▶ EXERCISE TASK
Copy out the listing that follows, exact in every word, and skip the images.

-------- DATA --------

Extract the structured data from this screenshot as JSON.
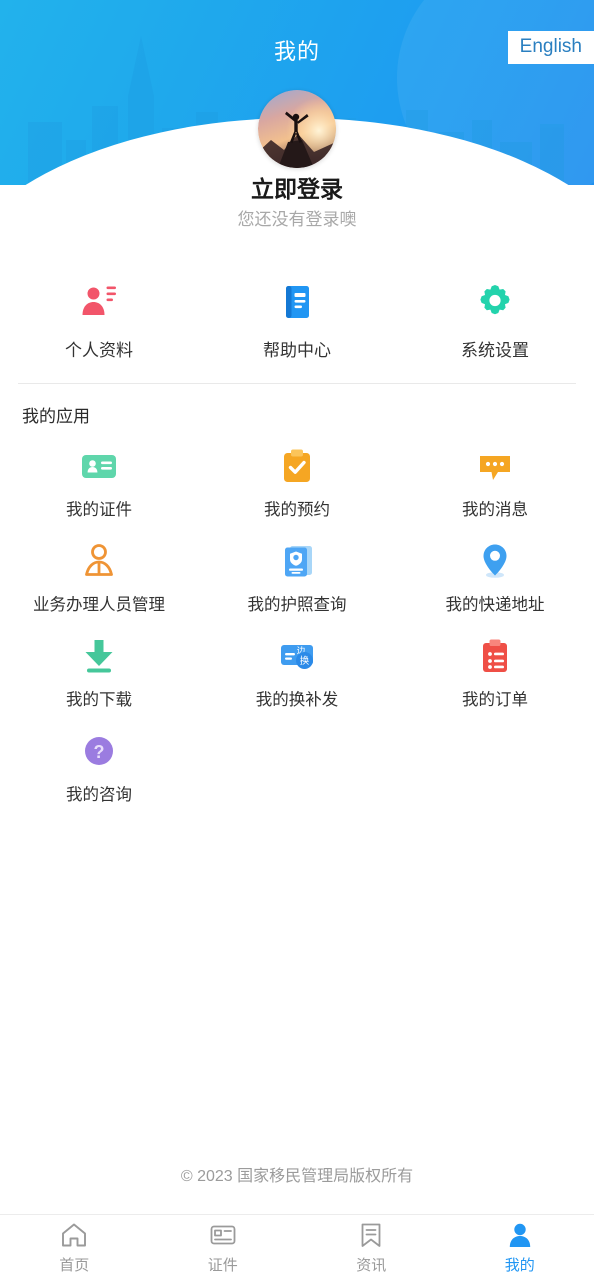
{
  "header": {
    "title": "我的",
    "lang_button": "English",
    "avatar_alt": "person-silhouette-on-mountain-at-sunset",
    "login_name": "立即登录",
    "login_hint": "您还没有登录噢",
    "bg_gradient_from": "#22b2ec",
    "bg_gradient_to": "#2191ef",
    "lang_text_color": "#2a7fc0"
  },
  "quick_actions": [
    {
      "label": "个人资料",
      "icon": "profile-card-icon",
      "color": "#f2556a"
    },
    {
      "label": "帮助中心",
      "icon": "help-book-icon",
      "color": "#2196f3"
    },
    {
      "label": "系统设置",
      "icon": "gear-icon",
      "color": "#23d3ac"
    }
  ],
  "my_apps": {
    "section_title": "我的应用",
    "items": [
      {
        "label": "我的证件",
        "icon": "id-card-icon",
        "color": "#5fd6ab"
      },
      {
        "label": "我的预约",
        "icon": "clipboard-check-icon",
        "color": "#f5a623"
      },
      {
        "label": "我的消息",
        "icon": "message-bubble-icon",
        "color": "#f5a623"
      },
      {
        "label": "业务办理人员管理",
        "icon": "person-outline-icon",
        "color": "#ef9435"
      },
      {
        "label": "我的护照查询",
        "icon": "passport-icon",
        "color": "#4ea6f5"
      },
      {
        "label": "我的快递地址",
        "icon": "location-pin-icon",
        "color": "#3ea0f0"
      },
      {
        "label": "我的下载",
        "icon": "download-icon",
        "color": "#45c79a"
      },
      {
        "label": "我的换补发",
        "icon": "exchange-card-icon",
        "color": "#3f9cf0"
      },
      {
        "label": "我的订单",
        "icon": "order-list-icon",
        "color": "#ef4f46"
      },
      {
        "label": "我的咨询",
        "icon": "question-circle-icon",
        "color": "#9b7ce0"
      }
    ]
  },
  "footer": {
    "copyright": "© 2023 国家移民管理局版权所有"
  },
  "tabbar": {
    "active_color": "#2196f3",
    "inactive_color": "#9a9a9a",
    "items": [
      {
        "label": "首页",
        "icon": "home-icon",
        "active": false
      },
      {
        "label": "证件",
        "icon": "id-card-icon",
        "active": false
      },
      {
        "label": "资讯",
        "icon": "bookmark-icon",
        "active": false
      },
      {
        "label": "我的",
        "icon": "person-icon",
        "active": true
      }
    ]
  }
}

--------

▶ SOLUTION BELOW
Extract the structured data from this screenshot as JSON.
{
  "header": {
    "title": "我的",
    "lang_button": "English",
    "avatar_alt": "person-silhouette-on-mountain-at-sunset",
    "login_name": "立即登录",
    "login_hint": "您还没有登录噢",
    "bg_gradient_from": "#22b2ec",
    "bg_gradient_to": "#2191ef",
    "lang_text_color": "#2a7fc0"
  },
  "quick_actions": [
    {
      "label": "个人资料",
      "icon": "profile-card-icon",
      "color": "#f2556a"
    },
    {
      "label": "帮助中心",
      "icon": "help-book-icon",
      "color": "#2196f3"
    },
    {
      "label": "系统设置",
      "icon": "gear-icon",
      "color": "#23d3ac"
    }
  ],
  "my_apps": {
    "section_title": "我的应用",
    "items": [
      {
        "label": "我的证件",
        "icon": "id-card-icon",
        "color": "#5fd6ab"
      },
      {
        "label": "我的预约",
        "icon": "clipboard-check-icon",
        "color": "#f5a623"
      },
      {
        "label": "我的消息",
        "icon": "message-bubble-icon",
        "color": "#f5a623"
      },
      {
        "label": "业务办理人员管理",
        "icon": "person-outline-icon",
        "color": "#ef9435"
      },
      {
        "label": "我的护照查询",
        "icon": "passport-icon",
        "color": "#4ea6f5"
      },
      {
        "label": "我的快递地址",
        "icon": "location-pin-icon",
        "color": "#3ea0f0"
      },
      {
        "label": "我的下载",
        "icon": "download-icon",
        "color": "#45c79a"
      },
      {
        "label": "我的换补发",
        "icon": "exchange-card-icon",
        "color": "#3f9cf0"
      },
      {
        "label": "我的订单",
        "icon": "order-list-icon",
        "color": "#ef4f46"
      },
      {
        "label": "我的咨询",
        "icon": "question-circle-icon",
        "color": "#9b7ce0"
      }
    ]
  },
  "footer": {
    "copyright": "© 2023 国家移民管理局版权所有"
  },
  "tabbar": {
    "active_color": "#2196f3",
    "inactive_color": "#9a9a9a",
    "items": [
      {
        "label": "首页",
        "icon": "home-icon",
        "active": false
      },
      {
        "label": "证件",
        "icon": "id-card-icon",
        "active": false
      },
      {
        "label": "资讯",
        "icon": "bookmark-icon",
        "active": false
      },
      {
        "label": "我的",
        "icon": "person-icon",
        "active": true
      }
    ]
  }
}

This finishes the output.